Fragmento del documento
########

VIENE DE LA PÁGINA 1Pedro Barrull, su esposa y sus 10 hijos son de los que están encantados con el nuevo piso. La casa es un constante trasiego de chiquillos de todos los tamaños. En medio de esa marabunta sólo figuran los muebles imprescindibles. "Por fin tenemos una vivienda en condiciones, con espacio y dos retretes que funcionan", explica este hombre de 42 años que trabaja como conserje en el colegio del Pozo del Tío Raimundo.

"Lo único problemático es pagar 12.000 pesetas mensuales de alquiler; yo gano unas 140.000 en mi trabajo, pero entre el préstamo que he tenido que pedir para comprar muebles, los recibos y alimentar a toda esta tropa habrá que hacer muchos sacrificios", añade.

Su hija Eugenia, de 20 años, que vive con su marido en otra casa, cree, sin embargo, que con el dinero que ellos dos obtienen vendiendo fruta podrán pagar bien la renta.

Descenso del trapicheo

"El problema de este barrio ha sido y es la droga, tenemos que conseguir cortar con eso porque si no vamos mal", apostilla Barrull. A él le habría gustado que el Tío Aquilino, uno de los hombres de respeto del barrio, se hubiera quedado en las casas bajas, pero prefirió ir a un piso en Madrid Sur.

A escasos metros, los augurios de este vecino cobran significado. Un grupo de toxicómanos de los que antes acudían a las chabolas se acerca a las nuevas casas para comprar papelinas. Esta imagen se asocia a otras como las costosas furgonetas y vehículos aparcados delante de ciertas viviendas y las apabullantes alhajas de oro que llevan encima algunas mujeres.

########

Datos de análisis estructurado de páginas
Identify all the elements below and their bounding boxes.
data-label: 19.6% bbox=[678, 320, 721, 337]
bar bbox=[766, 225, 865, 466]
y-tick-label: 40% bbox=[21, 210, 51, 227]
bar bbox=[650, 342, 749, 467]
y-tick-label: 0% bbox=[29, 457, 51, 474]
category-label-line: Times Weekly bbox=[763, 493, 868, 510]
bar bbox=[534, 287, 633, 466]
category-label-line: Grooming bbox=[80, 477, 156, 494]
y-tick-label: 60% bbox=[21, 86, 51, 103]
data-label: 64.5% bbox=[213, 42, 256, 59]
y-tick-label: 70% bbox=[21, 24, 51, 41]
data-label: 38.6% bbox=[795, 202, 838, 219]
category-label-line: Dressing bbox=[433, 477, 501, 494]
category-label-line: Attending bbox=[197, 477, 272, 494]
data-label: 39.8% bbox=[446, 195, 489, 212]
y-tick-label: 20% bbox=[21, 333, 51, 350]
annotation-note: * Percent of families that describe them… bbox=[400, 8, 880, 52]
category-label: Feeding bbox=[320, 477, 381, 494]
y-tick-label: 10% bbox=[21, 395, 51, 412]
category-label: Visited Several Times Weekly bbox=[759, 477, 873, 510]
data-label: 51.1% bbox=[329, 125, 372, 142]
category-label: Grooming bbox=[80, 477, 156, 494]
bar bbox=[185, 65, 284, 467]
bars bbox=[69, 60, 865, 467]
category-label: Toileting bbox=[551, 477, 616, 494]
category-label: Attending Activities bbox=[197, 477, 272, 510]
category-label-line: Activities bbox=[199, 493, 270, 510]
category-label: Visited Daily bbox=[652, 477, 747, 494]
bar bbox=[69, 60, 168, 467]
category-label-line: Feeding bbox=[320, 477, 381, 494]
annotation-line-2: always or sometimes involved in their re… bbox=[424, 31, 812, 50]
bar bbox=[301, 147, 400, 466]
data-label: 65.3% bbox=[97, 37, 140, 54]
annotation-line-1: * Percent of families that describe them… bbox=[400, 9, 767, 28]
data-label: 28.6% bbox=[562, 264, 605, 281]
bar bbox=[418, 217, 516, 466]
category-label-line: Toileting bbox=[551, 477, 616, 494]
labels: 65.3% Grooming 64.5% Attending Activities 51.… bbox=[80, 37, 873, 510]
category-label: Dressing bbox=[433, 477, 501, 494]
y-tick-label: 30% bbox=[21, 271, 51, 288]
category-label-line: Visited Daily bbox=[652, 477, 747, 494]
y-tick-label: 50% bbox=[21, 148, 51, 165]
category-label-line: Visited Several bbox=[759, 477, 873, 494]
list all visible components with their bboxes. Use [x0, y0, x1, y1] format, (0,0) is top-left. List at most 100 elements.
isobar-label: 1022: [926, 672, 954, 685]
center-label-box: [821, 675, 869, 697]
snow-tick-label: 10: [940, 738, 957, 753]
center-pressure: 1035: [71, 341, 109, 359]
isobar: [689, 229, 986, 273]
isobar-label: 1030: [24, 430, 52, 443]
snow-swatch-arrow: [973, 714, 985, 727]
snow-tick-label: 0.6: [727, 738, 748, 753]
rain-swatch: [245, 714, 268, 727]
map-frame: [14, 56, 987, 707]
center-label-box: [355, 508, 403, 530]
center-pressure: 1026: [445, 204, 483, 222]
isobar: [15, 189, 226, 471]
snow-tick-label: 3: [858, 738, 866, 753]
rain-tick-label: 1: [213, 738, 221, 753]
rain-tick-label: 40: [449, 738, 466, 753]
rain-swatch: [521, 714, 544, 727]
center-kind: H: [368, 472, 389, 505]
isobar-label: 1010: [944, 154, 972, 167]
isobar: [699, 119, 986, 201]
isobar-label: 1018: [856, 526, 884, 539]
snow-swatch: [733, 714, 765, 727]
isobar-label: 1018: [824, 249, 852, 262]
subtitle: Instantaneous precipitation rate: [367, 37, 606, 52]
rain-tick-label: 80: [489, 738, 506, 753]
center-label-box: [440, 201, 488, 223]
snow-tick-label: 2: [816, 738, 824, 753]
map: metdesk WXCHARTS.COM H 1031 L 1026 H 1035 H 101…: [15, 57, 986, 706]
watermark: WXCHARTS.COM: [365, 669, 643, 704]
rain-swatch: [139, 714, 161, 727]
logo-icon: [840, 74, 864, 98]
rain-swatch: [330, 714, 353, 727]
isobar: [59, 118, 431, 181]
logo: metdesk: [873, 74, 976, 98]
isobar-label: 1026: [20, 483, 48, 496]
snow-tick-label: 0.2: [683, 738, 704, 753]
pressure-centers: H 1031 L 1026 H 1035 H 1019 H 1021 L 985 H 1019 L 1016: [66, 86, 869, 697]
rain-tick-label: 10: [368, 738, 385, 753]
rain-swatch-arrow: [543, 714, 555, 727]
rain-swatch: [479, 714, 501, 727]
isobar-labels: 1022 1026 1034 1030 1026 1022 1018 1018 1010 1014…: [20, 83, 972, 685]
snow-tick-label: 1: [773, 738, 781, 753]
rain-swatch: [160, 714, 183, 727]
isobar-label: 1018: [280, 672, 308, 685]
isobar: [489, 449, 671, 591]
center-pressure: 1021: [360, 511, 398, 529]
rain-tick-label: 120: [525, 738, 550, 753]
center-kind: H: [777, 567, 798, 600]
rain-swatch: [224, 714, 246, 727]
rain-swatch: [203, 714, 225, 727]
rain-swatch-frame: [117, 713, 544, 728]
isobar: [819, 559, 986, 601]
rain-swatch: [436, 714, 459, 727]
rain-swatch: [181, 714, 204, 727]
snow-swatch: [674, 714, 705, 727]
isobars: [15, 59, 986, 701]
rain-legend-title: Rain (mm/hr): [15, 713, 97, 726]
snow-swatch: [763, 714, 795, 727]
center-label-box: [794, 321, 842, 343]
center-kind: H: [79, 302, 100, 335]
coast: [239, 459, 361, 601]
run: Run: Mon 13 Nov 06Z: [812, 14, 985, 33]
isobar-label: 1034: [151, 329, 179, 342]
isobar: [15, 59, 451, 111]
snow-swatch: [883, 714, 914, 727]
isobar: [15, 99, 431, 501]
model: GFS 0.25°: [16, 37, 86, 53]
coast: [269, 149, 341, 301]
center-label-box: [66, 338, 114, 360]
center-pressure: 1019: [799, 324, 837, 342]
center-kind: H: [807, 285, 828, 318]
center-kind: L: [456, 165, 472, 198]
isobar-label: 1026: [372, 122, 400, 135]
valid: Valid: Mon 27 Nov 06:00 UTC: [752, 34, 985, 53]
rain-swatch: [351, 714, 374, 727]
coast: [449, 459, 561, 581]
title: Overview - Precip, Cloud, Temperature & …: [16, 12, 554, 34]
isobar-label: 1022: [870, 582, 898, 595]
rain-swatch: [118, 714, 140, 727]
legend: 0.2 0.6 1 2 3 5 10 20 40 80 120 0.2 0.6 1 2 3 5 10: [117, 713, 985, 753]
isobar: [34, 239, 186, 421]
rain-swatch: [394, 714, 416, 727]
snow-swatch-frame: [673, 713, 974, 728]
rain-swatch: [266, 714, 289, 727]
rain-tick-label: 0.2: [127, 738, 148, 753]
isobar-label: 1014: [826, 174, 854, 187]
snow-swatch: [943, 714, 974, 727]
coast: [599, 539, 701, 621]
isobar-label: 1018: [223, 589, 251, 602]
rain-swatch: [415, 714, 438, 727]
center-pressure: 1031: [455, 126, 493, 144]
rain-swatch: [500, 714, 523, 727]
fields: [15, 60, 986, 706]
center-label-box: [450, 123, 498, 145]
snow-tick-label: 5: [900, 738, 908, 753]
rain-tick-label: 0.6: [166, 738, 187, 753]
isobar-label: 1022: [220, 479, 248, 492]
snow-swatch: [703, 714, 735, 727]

########

Enunciado 1
Indica si cada afirmación concuerda con el fragmento sobre la familia Barrull y cita las palabras exactas del fragmento que lo deciden: (a) Pedro Barrull trabaja como conserje en un colegio. (b) El alquiler mensual del piso es de 140.000 pesetas. (c) El Tío Aquilino se quedó en las casas bajas.
Enunciado 2
Enumera todos los nombres propios de personas que aparecen en el fragmento sobre la familia Barrull.
Enunciado 3
Continúa el fragmento sobre la familia Barrull a partir de su última oración.

Resultado 1
(a) Sí: "trabaja como conserje en el colegio del Pozo del Tío Raimundo".
(b) No: "pagar 12.000 pesetas mensuales de alquiler".
(c) No: "prefirió ir a un piso en Madrid Sur".

Resultado 2
Pedro Barrull, Eugenia, Tío Aquilino

Resultado 3
Sin embargo, entre los colectivos sociales que trabajan en la zona se extiende el convencimiento de que el trapicheo ha bajado considerablemente desde hace cuatro años. No ofrecen una explicación unánime ni clara. Puede deberse a una fluctuación del mercadeo de heroína o también, según aseguran una y otra vez educadores y trabajadores sociales, al coste que la venta de droga ha tenido en las familias: hijos drogadictos (entre ellos, varios menores), muertes por sida, prostitución y encarcelamientos.

En 1991, La Celsa era la meca de los toxicómanos, con un reguero constante de personas que acudían a comprar su dosis a cualquier hora del día o incluso de la noche.

Noelia Montoya, de 65 años, no está muy convencida con el cambio de casa. Ella, su marido, su hijo y una sobrina vivían en la zona más habitable de La Celsa, la colonia de Manuel Jiménez, formada por prefabricados con agua y servicio, aunque muy desvencijados por los años transcurridos. Disponían de agua, luz y retrete.

"Allí teníamos tres habitaciones, y una sobrina que me cuida podía vivir con nosotros, pero aquí nos han adjudicado una casa de sólo dos dormitorios y ella tiene que irse por la noche; además, las casas están mal acabadas y vamos a pagar más recibos", explica. "Eso sí", reconoce, "hay más limpieza".